Exercise directions » Using the records below, give the number of lines where the word "returns" appears, with no further output.
[BEGIN]
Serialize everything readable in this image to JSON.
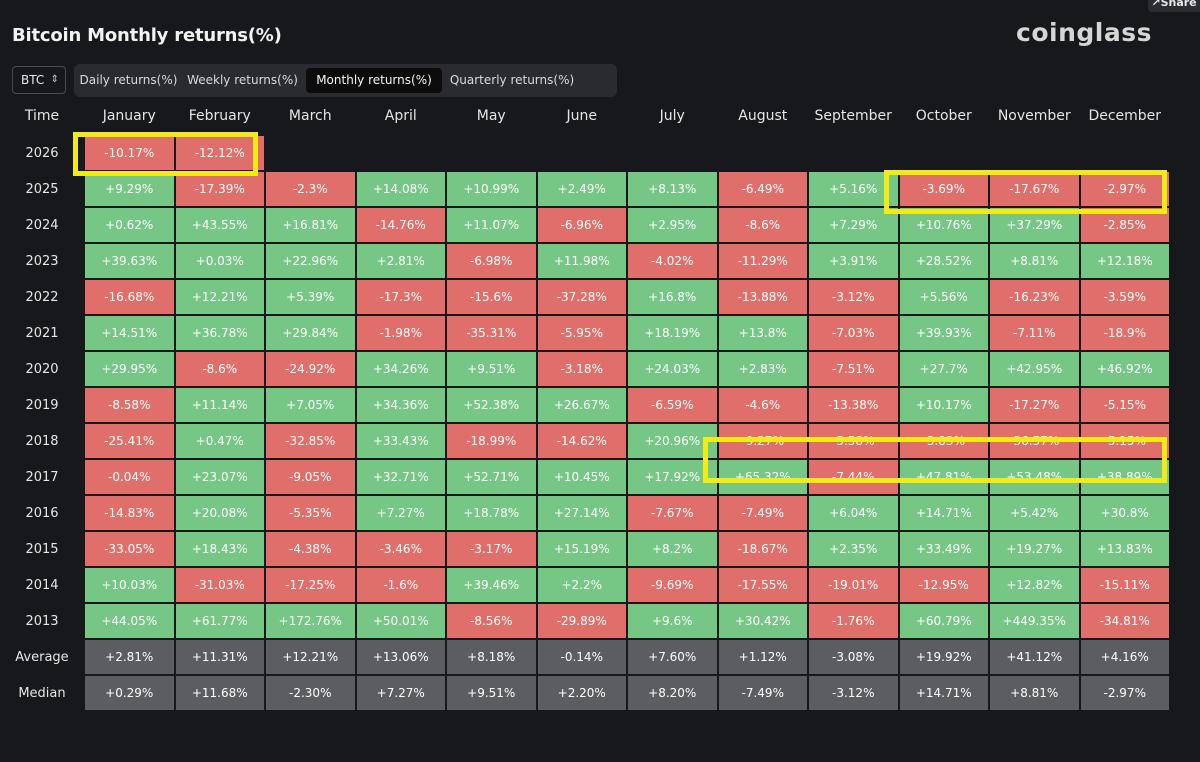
{
  "share_label": "Share",
  "title": "Bitcoin Monthly returns(%)",
  "logo": "coinglass",
  "asset": {
    "label": "BTC",
    "chevron": "⌃⌄"
  },
  "tabs": [
    {
      "label": "Daily returns(%)",
      "active": false
    },
    {
      "label": "Weekly returns(%)",
      "active": false
    },
    {
      "label": "Monthly returns(%)",
      "active": true
    },
    {
      "label": "Quarterly returns(%)",
      "active": false
    }
  ],
  "table": {
    "corner": "Time",
    "months": [
      "January",
      "February",
      "March",
      "April",
      "May",
      "June",
      "July",
      "August",
      "September",
      "October",
      "November",
      "December"
    ],
    "rows": [
      {
        "year": "2026",
        "values": [
          "-10.17%",
          "-12.12%",
          "",
          "",
          "",
          "",
          "",
          "",
          "",
          "",
          "",
          ""
        ]
      },
      {
        "year": "2025",
        "values": [
          "+9.29%",
          "-17.39%",
          "-2.3%",
          "+14.08%",
          "+10.99%",
          "+2.49%",
          "+8.13%",
          "-6.49%",
          "+5.16%",
          "-3.69%",
          "-17.67%",
          "-2.97%"
        ]
      },
      {
        "year": "2024",
        "values": [
          "+0.62%",
          "+43.55%",
          "+16.81%",
          "-14.76%",
          "+11.07%",
          "-6.96%",
          "+2.95%",
          "-8.6%",
          "+7.29%",
          "+10.76%",
          "+37.29%",
          "-2.85%"
        ]
      },
      {
        "year": "2023",
        "values": [
          "+39.63%",
          "+0.03%",
          "+22.96%",
          "+2.81%",
          "-6.98%",
          "+11.98%",
          "-4.02%",
          "-11.29%",
          "+3.91%",
          "+28.52%",
          "+8.81%",
          "+12.18%"
        ]
      },
      {
        "year": "2022",
        "values": [
          "-16.68%",
          "+12.21%",
          "+5.39%",
          "-17.3%",
          "-15.6%",
          "-37.28%",
          "+16.8%",
          "-13.88%",
          "-3.12%",
          "+5.56%",
          "-16.23%",
          "-3.59%"
        ]
      },
      {
        "year": "2021",
        "values": [
          "+14.51%",
          "+36.78%",
          "+29.84%",
          "-1.98%",
          "-35.31%",
          "-5.95%",
          "+18.19%",
          "+13.8%",
          "-7.03%",
          "+39.93%",
          "-7.11%",
          "-18.9%"
        ]
      },
      {
        "year": "2020",
        "values": [
          "+29.95%",
          "-8.6%",
          "-24.92%",
          "+34.26%",
          "+9.51%",
          "-3.18%",
          "+24.03%",
          "+2.83%",
          "-7.51%",
          "+27.7%",
          "+42.95%",
          "+46.92%"
        ]
      },
      {
        "year": "2019",
        "values": [
          "-8.58%",
          "+11.14%",
          "+7.05%",
          "+34.36%",
          "+52.38%",
          "+26.67%",
          "-6.59%",
          "-4.6%",
          "-13.38%",
          "+10.17%",
          "-17.27%",
          "-5.15%"
        ]
      },
      {
        "year": "2018",
        "values": [
          "-25.41%",
          "+0.47%",
          "-32.85%",
          "+33.43%",
          "-18.99%",
          "-14.62%",
          "+20.96%",
          "-9.27%",
          "-5.58%",
          "-3.83%",
          "-36.57%",
          "-5.15%"
        ]
      },
      {
        "year": "2017",
        "values": [
          "-0.04%",
          "+23.07%",
          "-9.05%",
          "+32.71%",
          "+52.71%",
          "+10.45%",
          "+17.92%",
          "+65.32%",
          "-7.44%",
          "+47.81%",
          "+53.48%",
          "+38.89%"
        ]
      },
      {
        "year": "2016",
        "values": [
          "-14.83%",
          "+20.08%",
          "-5.35%",
          "+7.27%",
          "+18.78%",
          "+27.14%",
          "-7.67%",
          "-7.49%",
          "+6.04%",
          "+14.71%",
          "+5.42%",
          "+30.8%"
        ]
      },
      {
        "year": "2015",
        "values": [
          "-33.05%",
          "+18.43%",
          "-4.38%",
          "-3.46%",
          "-3.17%",
          "+15.19%",
          "+8.2%",
          "-18.67%",
          "+2.35%",
          "+33.49%",
          "+19.27%",
          "+13.83%"
        ]
      },
      {
        "year": "2014",
        "values": [
          "+10.03%",
          "-31.03%",
          "-17.25%",
          "-1.6%",
          "+39.46%",
          "+2.2%",
          "-9.69%",
          "-17.55%",
          "-19.01%",
          "-12.95%",
          "+12.82%",
          "-15.11%"
        ]
      },
      {
        "year": "2013",
        "values": [
          "+44.05%",
          "+61.77%",
          "+172.76%",
          "+50.01%",
          "-8.56%",
          "-29.89%",
          "+9.6%",
          "+30.42%",
          "-1.76%",
          "+60.79%",
          "+449.35%",
          "-34.81%"
        ]
      }
    ],
    "stats": [
      {
        "label": "Average",
        "values": [
          "+2.81%",
          "+11.31%",
          "+12.21%",
          "+13.06%",
          "+8.18%",
          "-0.14%",
          "+7.60%",
          "+1.12%",
          "-3.08%",
          "+19.92%",
          "+41.12%",
          "+4.16%"
        ]
      },
      {
        "label": "Median",
        "values": [
          "+0.29%",
          "+11.68%",
          "-2.30%",
          "+7.27%",
          "+9.51%",
          "+2.20%",
          "+8.20%",
          "-7.49%",
          "-3.12%",
          "+14.71%",
          "+8.81%",
          "-2.97%"
        ]
      }
    ]
  },
  "colors": {
    "positive": "#76c785",
    "negative": "#e06e6b",
    "stat": "#5c5d60",
    "highlight": "#f3ec14",
    "background": "#17181b"
  }
}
[END]
Solution to the problem » 5